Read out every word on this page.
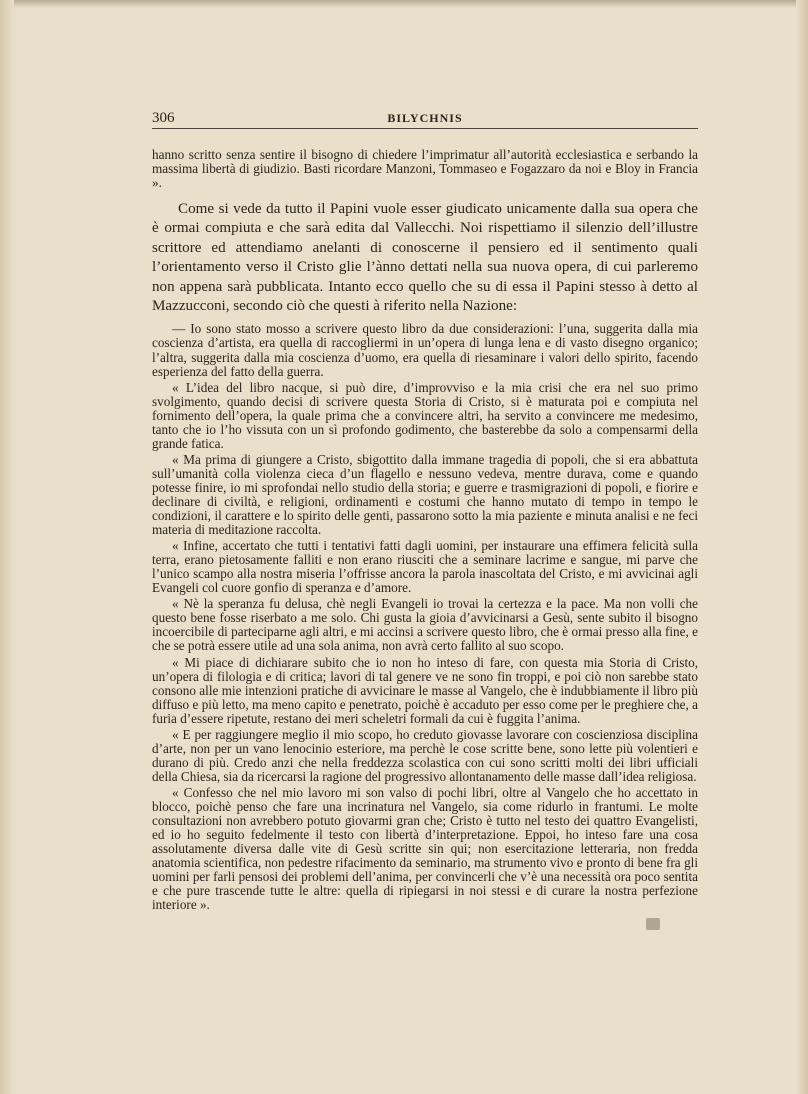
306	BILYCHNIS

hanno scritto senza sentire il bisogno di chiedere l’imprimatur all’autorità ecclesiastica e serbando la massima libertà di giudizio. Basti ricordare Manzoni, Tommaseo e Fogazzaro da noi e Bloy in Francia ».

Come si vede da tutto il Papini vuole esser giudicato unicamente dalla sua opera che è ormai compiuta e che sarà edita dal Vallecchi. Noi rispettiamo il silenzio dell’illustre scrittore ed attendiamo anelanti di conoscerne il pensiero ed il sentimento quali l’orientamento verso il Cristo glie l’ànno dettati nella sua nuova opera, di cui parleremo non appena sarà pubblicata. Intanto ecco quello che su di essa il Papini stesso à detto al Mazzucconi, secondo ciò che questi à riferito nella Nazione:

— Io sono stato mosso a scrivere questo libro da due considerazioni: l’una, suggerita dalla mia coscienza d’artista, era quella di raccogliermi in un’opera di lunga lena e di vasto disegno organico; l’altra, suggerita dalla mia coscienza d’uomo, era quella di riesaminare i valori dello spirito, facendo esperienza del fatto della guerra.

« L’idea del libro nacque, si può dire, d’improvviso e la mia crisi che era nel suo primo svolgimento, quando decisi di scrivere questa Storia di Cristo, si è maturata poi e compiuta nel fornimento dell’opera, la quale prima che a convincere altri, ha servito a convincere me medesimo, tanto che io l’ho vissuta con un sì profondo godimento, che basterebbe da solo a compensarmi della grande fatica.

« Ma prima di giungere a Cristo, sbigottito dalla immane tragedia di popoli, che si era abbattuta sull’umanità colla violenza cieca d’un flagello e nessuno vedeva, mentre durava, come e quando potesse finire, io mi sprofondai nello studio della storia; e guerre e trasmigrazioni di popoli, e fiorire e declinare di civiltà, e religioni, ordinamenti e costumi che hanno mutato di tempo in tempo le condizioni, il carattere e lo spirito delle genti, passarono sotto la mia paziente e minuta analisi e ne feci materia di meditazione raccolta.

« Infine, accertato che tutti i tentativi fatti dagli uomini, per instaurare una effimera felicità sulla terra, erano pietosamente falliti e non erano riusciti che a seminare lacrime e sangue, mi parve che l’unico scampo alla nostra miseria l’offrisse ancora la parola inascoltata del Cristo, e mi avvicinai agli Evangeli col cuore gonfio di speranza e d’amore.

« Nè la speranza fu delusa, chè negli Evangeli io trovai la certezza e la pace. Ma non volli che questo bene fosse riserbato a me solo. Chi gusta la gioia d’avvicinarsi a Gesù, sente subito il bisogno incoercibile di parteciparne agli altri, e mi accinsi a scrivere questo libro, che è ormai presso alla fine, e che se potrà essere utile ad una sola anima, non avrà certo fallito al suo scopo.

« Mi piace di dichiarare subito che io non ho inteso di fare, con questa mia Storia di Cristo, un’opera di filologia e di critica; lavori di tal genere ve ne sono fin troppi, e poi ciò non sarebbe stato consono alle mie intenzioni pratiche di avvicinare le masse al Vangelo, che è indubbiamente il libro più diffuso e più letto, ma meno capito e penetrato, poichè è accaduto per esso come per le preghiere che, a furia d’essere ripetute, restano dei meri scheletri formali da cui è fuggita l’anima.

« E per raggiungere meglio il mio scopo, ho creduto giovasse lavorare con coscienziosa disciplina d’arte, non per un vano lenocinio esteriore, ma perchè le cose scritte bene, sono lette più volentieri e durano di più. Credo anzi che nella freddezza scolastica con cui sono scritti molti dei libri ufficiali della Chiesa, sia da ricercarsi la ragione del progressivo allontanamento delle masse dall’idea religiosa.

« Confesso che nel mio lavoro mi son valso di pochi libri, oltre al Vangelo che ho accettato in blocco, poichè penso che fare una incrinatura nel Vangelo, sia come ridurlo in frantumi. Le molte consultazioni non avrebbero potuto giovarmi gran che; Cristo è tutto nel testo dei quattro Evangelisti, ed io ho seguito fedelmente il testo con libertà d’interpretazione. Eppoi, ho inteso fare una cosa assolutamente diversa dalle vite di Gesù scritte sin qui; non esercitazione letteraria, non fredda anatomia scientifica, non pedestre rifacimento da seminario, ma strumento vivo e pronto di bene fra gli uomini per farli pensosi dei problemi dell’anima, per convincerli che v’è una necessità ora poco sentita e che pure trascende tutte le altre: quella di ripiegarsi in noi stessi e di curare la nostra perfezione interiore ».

---

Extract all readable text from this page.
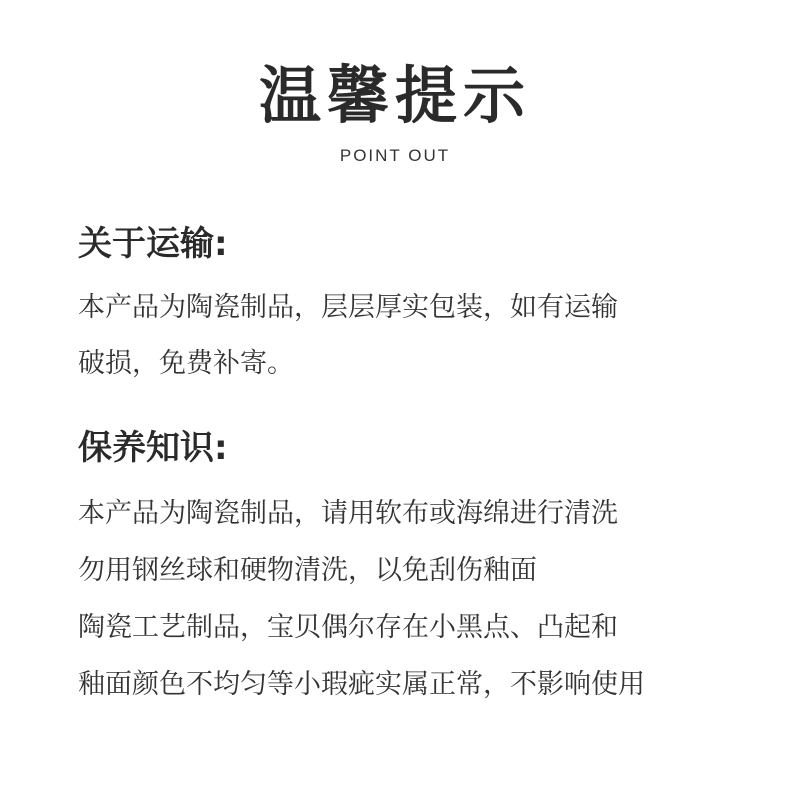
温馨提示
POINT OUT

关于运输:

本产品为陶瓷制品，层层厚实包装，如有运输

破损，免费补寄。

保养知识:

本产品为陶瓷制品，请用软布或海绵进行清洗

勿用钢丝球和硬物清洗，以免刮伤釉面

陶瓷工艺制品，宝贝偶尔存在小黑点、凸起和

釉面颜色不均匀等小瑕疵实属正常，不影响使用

...

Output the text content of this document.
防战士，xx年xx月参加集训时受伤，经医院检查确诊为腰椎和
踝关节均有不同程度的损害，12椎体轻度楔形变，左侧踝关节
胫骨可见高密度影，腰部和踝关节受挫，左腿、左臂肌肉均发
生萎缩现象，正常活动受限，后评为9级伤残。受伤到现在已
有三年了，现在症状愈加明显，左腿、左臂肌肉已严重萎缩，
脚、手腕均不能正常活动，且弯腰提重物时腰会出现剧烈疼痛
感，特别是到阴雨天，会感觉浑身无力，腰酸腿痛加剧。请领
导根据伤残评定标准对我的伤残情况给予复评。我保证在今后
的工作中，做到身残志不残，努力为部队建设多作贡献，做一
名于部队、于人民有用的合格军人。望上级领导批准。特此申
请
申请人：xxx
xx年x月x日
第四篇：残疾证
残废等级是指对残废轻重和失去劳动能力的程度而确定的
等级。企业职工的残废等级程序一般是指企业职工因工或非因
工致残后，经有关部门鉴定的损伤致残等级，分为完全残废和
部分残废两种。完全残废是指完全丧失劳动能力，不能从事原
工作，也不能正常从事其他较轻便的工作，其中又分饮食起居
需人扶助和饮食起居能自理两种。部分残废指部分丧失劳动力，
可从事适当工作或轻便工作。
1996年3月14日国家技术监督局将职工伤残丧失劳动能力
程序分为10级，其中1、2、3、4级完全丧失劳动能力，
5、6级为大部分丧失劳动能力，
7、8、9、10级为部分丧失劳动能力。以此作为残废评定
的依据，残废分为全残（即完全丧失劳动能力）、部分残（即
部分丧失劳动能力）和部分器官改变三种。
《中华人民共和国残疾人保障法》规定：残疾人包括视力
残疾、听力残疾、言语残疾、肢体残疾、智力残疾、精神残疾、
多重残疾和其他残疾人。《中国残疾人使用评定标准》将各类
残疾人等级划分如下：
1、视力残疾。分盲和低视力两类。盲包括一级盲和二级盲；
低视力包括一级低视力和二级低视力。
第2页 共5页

**TASK TO CARRY OUT:**
Look through the records above and report how many lines hold the word "questo", giving only the number.

**EXERCISE RESPONSE:**
2